Look for "ylabel" in the listing below. Gather each line that contains it.
_ _ _
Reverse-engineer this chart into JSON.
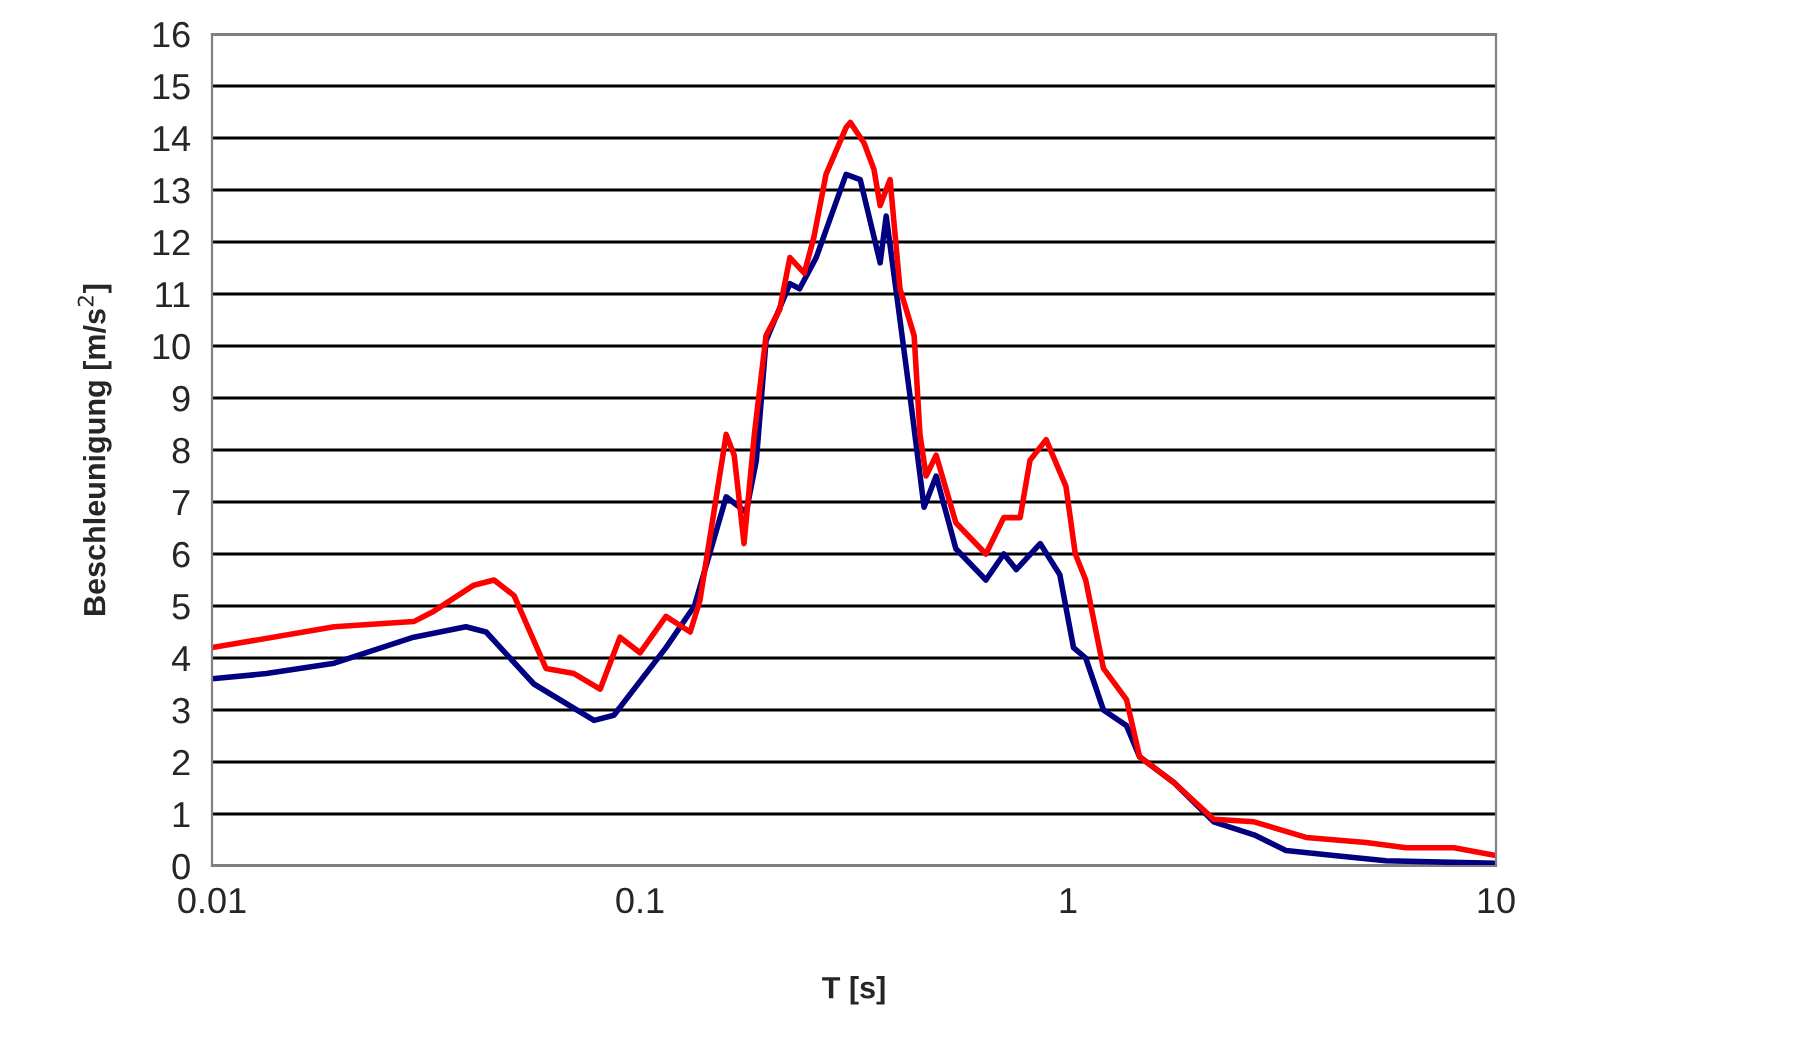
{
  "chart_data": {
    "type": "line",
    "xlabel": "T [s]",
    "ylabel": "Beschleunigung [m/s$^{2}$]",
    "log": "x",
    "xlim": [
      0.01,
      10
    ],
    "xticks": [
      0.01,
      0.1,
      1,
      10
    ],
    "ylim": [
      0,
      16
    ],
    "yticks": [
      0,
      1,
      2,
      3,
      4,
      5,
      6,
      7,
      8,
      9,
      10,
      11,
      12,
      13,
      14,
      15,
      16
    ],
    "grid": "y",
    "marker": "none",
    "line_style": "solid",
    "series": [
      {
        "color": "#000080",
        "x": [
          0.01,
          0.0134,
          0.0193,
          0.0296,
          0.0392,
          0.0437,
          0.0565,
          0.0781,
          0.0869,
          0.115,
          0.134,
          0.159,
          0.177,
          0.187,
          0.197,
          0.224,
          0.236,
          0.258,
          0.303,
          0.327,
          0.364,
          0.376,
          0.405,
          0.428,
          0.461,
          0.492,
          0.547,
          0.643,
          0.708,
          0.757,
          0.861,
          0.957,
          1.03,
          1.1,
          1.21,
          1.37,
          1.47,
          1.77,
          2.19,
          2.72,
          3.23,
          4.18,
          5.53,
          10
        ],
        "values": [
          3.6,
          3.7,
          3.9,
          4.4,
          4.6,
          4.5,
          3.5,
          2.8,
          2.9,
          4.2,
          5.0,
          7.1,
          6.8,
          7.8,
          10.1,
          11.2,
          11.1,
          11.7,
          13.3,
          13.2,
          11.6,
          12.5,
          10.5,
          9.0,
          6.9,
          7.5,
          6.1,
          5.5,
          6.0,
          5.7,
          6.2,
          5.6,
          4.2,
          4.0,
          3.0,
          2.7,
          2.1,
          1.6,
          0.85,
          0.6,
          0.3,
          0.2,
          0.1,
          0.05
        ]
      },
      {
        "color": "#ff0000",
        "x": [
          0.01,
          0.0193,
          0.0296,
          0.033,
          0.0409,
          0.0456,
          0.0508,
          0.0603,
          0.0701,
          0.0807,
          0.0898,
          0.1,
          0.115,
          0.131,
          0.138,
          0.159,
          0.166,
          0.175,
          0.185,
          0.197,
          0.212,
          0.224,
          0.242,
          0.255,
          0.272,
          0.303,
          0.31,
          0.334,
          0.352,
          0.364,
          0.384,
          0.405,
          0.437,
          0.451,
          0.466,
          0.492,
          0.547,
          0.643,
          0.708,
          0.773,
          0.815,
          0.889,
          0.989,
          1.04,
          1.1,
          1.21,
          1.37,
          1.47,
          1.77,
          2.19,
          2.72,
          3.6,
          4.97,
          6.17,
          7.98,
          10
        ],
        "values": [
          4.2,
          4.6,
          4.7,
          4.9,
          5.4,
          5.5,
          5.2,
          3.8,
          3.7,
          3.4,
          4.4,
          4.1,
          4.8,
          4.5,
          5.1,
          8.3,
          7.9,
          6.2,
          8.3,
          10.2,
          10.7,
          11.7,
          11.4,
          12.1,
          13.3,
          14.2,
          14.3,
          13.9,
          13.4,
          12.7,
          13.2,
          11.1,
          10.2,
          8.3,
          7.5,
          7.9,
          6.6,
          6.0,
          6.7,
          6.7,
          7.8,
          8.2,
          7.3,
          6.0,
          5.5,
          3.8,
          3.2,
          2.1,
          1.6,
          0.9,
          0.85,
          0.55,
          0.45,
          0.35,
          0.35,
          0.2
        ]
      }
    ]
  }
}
_ _ _
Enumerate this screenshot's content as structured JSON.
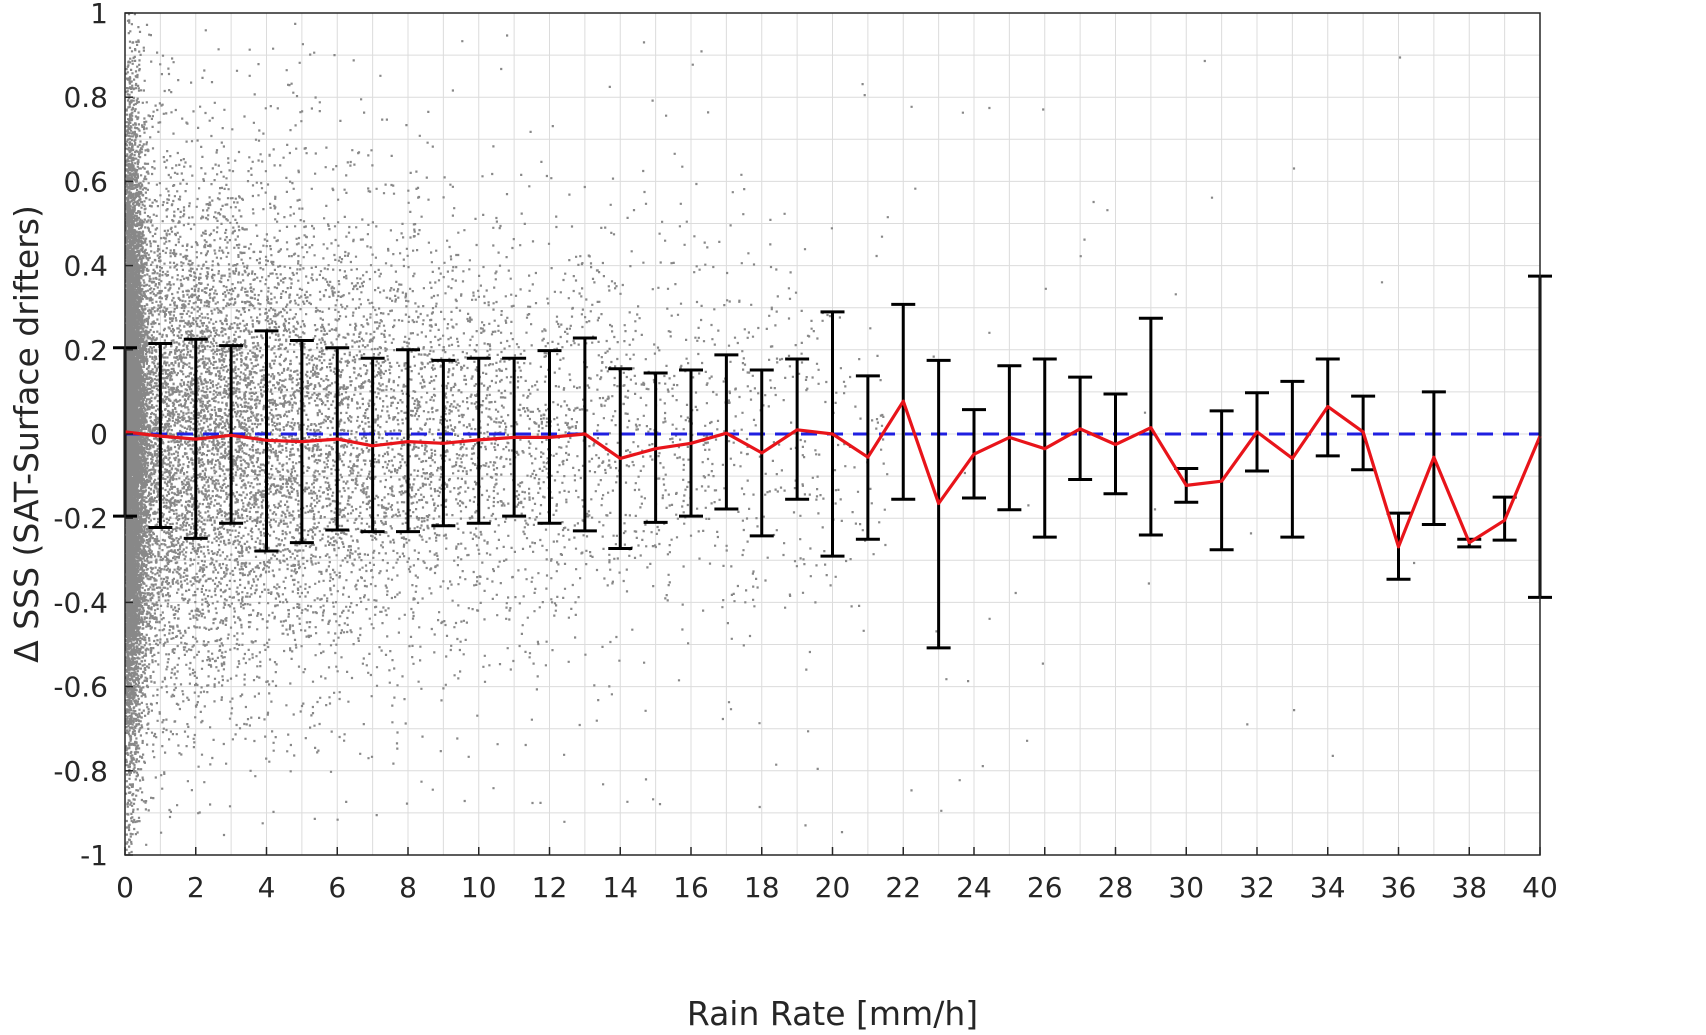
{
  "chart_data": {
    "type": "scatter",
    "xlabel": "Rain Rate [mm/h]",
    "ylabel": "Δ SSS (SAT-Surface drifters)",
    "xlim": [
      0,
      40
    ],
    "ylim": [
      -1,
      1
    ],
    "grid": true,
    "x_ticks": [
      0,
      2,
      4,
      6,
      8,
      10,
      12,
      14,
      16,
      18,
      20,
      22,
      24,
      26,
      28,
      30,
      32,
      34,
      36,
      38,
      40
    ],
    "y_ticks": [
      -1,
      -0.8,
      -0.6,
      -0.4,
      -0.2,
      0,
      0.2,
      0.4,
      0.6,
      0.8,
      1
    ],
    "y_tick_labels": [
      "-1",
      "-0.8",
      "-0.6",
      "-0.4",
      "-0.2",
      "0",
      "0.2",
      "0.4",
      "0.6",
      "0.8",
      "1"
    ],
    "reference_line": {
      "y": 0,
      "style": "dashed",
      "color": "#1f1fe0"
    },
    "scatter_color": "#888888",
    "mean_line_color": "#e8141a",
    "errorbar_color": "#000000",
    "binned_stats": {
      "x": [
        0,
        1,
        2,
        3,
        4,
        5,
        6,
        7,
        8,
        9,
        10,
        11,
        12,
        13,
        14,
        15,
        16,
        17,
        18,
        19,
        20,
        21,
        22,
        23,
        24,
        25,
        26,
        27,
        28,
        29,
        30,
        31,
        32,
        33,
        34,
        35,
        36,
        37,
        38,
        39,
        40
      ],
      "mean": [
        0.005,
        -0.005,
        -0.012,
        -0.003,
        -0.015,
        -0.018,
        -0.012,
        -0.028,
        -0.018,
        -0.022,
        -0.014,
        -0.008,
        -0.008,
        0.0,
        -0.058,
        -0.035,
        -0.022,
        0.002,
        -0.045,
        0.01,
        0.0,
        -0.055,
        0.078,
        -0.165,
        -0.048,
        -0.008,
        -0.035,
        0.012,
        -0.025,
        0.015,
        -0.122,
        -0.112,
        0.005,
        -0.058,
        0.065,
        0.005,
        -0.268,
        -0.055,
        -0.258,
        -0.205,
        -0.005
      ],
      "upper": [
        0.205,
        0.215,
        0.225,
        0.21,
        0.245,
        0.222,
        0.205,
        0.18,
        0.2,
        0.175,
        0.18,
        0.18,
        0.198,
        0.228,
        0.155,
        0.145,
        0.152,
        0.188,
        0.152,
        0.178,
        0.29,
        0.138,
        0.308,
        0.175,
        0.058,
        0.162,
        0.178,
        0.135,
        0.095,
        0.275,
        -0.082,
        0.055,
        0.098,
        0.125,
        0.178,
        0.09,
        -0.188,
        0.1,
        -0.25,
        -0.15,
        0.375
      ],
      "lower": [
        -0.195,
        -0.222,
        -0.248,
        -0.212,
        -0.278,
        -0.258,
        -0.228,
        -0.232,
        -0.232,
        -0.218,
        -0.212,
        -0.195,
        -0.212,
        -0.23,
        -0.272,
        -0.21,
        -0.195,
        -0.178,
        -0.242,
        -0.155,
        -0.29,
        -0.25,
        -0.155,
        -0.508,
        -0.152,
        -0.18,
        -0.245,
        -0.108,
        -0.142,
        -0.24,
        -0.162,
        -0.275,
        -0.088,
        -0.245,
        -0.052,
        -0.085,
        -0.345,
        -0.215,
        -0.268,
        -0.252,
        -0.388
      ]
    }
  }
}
_ _ _
[WORKED SOLUTION]:
    "ylabel": "Beschleunigung [m/s$^{2}$]",
    "ylabel": "Δ SSS (SAT-Surface drifters)",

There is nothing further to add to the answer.